* BEGIN Stored rows *

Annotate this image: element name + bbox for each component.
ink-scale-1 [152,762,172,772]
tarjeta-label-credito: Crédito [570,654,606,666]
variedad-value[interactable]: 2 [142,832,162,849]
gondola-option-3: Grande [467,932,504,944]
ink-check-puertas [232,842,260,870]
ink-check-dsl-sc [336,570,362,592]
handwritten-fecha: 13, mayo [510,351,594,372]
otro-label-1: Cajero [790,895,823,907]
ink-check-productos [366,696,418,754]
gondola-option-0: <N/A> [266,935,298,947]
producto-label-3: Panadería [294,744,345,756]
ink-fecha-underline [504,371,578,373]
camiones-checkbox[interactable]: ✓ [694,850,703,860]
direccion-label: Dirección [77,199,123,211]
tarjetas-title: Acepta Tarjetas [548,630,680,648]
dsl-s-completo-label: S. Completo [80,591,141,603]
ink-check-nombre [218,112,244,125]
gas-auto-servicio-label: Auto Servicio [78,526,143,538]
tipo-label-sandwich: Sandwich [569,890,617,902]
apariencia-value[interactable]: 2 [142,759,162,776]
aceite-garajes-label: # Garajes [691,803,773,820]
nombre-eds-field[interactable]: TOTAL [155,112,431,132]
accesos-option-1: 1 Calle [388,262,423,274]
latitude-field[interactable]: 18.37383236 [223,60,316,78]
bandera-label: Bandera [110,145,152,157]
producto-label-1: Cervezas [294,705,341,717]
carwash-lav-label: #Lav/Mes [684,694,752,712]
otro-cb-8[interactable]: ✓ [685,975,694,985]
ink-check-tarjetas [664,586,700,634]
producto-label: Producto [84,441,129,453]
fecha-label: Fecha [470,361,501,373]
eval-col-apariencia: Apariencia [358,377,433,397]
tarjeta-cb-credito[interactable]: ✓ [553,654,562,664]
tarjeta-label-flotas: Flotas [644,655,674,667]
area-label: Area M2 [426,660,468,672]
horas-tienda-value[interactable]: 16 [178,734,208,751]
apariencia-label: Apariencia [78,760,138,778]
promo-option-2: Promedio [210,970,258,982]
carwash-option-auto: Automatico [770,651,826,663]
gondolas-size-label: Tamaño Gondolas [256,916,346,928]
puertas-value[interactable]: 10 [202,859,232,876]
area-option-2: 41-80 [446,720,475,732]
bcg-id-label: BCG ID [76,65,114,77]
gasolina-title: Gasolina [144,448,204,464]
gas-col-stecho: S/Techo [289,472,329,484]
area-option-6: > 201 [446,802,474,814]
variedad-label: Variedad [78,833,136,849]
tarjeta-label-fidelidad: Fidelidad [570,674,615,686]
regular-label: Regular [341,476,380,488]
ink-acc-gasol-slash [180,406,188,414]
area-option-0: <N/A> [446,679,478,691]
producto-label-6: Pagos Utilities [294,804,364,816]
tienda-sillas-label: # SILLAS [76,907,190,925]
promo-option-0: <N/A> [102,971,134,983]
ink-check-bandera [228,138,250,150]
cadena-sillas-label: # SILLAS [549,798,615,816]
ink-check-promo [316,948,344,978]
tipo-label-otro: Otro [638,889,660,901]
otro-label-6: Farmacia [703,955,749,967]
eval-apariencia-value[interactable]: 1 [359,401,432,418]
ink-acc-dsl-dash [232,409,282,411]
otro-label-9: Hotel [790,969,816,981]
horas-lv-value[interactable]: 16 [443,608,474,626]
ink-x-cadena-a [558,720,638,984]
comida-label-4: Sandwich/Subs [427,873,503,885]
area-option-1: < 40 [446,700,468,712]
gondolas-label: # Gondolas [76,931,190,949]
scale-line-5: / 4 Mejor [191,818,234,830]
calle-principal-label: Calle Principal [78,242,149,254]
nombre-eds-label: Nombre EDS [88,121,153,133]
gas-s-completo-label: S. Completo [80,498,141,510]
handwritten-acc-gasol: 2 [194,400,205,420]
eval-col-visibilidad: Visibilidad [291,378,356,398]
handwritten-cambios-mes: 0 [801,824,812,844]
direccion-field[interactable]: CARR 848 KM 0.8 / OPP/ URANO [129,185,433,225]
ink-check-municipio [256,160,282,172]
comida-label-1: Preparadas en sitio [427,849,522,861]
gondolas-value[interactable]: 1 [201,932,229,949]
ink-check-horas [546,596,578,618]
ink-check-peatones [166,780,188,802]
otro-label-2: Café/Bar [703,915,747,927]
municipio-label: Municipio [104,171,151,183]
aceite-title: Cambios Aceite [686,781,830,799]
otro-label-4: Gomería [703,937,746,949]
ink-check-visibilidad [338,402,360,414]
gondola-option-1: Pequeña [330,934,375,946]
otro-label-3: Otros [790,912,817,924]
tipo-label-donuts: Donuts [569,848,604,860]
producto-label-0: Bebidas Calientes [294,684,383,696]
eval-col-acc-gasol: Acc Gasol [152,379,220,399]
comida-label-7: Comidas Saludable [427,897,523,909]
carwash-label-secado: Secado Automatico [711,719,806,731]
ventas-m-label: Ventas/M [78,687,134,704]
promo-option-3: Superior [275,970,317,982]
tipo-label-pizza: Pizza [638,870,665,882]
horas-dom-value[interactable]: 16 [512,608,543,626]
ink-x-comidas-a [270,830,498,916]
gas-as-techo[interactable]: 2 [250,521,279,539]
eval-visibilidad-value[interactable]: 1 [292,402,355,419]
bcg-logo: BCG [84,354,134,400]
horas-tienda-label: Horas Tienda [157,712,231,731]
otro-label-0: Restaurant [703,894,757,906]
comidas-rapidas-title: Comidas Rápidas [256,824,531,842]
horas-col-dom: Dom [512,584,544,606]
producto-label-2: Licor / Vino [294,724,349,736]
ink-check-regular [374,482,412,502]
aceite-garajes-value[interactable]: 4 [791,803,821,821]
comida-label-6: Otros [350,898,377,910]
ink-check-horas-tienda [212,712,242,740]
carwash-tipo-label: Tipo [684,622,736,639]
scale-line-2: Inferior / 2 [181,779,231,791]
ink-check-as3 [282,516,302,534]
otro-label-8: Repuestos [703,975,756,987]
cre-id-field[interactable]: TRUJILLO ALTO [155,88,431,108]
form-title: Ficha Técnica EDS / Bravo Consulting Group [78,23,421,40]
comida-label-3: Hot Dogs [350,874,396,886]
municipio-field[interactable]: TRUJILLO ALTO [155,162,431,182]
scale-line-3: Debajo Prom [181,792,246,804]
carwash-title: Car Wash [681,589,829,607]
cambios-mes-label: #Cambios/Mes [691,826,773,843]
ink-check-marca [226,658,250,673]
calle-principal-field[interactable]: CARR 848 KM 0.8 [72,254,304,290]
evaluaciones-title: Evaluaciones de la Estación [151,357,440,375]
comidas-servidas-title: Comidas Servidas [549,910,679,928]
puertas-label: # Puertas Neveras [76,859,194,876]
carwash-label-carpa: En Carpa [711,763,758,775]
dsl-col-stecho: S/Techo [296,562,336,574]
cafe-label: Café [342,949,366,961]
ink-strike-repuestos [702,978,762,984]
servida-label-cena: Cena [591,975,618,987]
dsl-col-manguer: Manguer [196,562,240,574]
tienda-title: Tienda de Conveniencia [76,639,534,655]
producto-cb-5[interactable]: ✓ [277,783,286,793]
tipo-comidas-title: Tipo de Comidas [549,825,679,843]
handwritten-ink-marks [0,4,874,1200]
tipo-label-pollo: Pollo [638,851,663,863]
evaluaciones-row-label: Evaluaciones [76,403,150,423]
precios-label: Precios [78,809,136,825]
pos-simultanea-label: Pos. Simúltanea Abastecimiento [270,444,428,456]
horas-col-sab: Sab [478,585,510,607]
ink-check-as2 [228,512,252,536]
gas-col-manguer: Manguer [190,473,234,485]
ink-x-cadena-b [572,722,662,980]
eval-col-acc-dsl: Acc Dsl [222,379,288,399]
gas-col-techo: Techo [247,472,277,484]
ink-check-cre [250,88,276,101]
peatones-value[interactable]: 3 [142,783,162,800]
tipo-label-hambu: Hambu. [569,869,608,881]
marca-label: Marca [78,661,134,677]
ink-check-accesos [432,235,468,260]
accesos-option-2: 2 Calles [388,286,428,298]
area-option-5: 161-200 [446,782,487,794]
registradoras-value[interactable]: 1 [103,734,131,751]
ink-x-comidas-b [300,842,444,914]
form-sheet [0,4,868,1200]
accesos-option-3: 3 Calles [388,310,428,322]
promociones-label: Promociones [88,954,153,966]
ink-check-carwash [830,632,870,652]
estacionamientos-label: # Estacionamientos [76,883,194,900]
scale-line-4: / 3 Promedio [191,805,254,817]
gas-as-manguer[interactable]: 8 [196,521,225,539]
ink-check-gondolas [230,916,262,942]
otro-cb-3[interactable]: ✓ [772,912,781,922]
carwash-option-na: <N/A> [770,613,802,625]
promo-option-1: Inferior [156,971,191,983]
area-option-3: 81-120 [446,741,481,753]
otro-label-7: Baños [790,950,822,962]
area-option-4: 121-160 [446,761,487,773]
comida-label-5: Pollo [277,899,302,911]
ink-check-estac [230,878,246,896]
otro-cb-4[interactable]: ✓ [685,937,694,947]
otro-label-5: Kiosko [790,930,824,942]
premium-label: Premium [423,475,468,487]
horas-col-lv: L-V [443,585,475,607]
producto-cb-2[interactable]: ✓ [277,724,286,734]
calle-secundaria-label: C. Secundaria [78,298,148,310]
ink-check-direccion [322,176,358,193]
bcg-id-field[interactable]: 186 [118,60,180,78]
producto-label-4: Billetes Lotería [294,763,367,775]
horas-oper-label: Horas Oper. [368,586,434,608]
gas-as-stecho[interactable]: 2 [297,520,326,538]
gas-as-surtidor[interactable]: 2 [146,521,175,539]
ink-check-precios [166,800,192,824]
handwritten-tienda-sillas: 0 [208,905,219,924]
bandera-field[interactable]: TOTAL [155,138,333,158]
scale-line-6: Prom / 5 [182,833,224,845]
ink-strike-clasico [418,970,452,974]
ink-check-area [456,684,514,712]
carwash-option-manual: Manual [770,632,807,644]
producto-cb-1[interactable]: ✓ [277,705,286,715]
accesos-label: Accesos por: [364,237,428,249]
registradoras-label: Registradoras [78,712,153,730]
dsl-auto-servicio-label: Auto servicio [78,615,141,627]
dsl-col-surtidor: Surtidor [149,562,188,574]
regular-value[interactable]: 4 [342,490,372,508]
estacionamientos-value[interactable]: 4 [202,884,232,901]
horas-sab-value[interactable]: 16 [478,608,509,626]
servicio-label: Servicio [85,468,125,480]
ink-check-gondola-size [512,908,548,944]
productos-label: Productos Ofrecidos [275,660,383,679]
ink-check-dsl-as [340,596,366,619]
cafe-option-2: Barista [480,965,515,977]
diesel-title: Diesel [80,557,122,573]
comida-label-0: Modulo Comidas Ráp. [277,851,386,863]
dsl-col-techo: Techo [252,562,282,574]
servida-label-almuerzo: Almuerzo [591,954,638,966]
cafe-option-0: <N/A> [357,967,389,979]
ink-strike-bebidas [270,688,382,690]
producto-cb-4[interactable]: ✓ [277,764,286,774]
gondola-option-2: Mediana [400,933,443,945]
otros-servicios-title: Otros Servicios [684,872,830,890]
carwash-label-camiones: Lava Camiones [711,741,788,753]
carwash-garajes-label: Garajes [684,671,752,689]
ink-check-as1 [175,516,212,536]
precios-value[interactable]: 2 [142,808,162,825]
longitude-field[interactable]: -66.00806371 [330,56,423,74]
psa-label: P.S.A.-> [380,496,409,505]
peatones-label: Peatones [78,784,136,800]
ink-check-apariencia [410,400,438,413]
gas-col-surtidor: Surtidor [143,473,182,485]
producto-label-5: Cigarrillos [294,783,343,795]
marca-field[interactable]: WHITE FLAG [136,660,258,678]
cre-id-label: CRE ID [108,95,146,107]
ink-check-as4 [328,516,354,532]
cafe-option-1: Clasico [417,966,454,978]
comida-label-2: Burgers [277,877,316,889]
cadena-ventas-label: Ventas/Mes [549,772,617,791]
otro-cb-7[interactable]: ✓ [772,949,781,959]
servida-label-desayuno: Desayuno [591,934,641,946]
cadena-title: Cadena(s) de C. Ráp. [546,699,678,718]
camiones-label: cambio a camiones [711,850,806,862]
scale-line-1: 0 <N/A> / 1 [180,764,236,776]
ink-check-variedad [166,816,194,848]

* END Stored rows *

» Task to complete: Output the lines above as a JSON list of strings, one string per line, from the first line through the line containing "ink-fecha-underline [504,371,578,373]", including that line. Leave out any blank lines.

» Result:
[
  "Annotate this image: element name + bbox for each component.",
  "ink-scale-1 [152,762,172,772]",
  "tarjeta-label-credito: Crédito [570,654,606,666]",
  "variedad-value[interactable]: 2 [142,832,162,849]",
  "gondola-option-3: Grande [467,932,504,944]",
  "ink-check-puertas [232,842,260,870]",
  "ink-check-dsl-sc [336,570,362,592]",
  "handwritten-fecha: 13, mayo [510,351,594,372]",
  "otro-label-1: Cajero [790,895,823,907]",
  "ink-check-productos [366,696,418,754]",
  "gondola-option-0: <N/A> [266,935,298,947]",
  "producto-label-3: Panadería [294,744,345,756]",
  "ink-fecha-underline [504,371,578,373]"
]